What to do → Identify every line in the records below that contains the word "CustomerReviewProcess", and reproduce each one.

Information given →

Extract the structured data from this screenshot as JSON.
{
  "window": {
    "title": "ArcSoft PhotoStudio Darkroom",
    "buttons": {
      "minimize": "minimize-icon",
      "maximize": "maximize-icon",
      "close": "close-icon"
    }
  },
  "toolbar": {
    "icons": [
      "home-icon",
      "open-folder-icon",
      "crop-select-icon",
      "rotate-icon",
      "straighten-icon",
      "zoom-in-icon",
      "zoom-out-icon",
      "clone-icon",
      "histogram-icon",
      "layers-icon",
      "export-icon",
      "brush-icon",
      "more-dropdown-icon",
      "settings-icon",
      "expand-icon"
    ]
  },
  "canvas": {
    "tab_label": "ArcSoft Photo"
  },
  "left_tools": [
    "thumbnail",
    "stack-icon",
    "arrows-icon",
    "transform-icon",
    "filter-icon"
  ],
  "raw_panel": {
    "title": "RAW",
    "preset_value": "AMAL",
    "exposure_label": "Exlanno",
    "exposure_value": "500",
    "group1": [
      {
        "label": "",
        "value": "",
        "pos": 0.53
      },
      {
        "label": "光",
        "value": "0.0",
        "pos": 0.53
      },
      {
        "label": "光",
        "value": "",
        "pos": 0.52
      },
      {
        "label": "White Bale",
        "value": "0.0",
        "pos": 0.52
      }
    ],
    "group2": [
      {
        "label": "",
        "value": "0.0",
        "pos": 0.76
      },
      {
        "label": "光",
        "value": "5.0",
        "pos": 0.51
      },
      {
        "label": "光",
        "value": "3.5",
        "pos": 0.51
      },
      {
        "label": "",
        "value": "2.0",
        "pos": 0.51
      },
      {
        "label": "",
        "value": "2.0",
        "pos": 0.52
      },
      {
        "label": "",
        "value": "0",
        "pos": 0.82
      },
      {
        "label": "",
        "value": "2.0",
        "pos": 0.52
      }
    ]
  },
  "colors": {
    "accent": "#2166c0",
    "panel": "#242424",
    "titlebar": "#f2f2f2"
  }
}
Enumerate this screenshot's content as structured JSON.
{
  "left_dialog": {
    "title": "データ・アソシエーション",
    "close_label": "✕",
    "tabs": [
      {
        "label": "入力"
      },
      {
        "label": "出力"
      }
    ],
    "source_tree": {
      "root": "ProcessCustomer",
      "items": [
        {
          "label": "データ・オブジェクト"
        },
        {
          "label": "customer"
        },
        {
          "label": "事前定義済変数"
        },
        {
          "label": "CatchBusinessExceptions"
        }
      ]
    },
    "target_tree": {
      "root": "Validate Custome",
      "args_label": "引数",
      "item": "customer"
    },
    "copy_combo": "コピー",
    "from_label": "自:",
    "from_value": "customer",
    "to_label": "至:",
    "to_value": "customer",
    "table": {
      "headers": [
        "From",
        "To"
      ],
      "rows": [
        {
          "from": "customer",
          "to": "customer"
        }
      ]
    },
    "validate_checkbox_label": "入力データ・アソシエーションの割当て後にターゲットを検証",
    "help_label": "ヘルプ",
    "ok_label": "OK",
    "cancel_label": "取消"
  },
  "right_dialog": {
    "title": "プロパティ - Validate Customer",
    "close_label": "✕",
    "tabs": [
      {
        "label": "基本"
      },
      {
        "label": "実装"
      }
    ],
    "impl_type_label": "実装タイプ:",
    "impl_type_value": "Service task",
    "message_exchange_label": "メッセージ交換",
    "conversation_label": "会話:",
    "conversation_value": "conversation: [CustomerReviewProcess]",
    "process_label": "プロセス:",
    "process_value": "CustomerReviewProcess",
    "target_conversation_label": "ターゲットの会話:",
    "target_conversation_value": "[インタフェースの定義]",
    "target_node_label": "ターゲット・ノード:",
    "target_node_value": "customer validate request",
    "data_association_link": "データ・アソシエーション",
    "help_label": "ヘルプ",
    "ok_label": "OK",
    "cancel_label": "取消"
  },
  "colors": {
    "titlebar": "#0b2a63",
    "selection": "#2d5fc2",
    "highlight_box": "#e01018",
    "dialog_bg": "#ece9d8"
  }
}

==

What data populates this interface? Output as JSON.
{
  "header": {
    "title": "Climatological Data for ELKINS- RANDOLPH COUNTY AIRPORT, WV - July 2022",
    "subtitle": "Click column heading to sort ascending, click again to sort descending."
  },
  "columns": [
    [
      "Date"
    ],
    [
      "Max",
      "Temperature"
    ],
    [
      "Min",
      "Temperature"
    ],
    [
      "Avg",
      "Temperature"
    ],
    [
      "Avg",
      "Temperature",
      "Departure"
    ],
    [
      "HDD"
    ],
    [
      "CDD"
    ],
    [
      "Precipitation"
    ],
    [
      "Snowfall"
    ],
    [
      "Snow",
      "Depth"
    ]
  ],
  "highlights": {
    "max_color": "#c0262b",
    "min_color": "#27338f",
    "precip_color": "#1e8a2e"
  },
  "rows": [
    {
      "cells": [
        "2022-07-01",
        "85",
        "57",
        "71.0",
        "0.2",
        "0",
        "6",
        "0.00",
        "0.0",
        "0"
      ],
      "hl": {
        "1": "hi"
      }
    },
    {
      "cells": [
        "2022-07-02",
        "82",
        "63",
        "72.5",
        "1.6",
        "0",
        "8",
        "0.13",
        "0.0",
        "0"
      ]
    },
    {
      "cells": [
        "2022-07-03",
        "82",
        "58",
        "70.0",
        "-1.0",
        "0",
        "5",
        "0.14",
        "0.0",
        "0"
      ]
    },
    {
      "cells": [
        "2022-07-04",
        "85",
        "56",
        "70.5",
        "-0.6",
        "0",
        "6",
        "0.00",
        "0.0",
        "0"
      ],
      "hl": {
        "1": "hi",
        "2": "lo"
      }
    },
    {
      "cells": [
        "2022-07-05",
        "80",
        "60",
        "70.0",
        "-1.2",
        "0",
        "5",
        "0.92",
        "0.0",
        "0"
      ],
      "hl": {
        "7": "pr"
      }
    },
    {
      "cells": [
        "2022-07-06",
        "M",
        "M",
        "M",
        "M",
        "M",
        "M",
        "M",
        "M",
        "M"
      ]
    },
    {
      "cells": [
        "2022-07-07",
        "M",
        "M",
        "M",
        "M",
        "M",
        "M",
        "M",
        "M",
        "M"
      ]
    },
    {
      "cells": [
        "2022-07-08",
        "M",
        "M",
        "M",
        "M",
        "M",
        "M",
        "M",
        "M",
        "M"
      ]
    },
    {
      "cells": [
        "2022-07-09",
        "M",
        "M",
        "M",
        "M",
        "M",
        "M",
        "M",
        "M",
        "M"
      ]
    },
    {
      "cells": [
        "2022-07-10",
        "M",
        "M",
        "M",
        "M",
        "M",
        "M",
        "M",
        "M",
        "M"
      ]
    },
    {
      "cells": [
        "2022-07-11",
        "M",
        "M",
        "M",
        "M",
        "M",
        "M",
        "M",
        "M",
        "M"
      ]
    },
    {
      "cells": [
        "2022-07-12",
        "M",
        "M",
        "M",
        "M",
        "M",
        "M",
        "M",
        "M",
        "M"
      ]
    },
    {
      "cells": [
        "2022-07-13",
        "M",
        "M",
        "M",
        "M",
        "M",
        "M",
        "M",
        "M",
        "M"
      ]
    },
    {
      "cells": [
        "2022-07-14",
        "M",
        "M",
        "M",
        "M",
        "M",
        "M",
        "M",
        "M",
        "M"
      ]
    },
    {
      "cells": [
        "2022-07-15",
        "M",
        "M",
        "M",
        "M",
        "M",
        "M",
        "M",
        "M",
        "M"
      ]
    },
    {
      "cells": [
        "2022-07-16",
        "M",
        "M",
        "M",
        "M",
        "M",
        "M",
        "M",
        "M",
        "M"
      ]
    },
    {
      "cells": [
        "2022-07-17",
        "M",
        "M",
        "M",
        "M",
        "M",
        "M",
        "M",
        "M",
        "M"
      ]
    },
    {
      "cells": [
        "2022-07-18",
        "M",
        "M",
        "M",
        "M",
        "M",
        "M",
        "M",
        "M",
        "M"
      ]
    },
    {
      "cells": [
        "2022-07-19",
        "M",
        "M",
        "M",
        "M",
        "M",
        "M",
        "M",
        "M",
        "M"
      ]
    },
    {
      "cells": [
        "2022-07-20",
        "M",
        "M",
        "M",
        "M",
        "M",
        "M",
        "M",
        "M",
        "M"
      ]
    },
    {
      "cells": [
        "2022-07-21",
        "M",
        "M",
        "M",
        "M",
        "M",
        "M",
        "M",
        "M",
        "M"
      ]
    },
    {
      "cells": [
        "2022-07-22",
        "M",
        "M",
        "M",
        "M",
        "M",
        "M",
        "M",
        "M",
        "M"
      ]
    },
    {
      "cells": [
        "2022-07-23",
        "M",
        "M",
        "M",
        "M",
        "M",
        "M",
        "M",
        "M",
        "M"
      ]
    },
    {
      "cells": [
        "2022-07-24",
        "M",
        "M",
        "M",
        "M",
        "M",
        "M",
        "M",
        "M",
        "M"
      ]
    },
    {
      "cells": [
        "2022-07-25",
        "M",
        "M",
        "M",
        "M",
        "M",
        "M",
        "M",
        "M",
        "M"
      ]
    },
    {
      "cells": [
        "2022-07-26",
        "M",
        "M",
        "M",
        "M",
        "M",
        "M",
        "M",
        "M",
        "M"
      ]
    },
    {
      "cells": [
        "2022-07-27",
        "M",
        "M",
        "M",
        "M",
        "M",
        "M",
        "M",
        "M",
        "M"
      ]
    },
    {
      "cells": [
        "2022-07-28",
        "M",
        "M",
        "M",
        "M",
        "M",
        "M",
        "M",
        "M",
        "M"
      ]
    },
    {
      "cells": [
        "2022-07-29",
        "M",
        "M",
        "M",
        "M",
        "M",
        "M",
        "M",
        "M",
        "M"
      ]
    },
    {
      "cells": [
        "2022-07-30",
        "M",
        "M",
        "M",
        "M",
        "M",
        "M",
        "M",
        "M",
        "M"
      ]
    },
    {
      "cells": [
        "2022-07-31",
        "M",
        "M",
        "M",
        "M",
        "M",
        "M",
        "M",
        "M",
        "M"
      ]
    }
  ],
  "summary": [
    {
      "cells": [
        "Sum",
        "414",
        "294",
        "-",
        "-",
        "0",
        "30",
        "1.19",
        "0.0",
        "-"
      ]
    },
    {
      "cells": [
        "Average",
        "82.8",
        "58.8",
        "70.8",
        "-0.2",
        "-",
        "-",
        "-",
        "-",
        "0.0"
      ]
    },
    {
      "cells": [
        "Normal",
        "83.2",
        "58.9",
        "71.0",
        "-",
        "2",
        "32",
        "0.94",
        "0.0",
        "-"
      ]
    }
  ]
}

The completed task →
    "conversation_value": "conversation: [CustomerReviewProcess]",
    "process_value": "CustomerReviewProcess",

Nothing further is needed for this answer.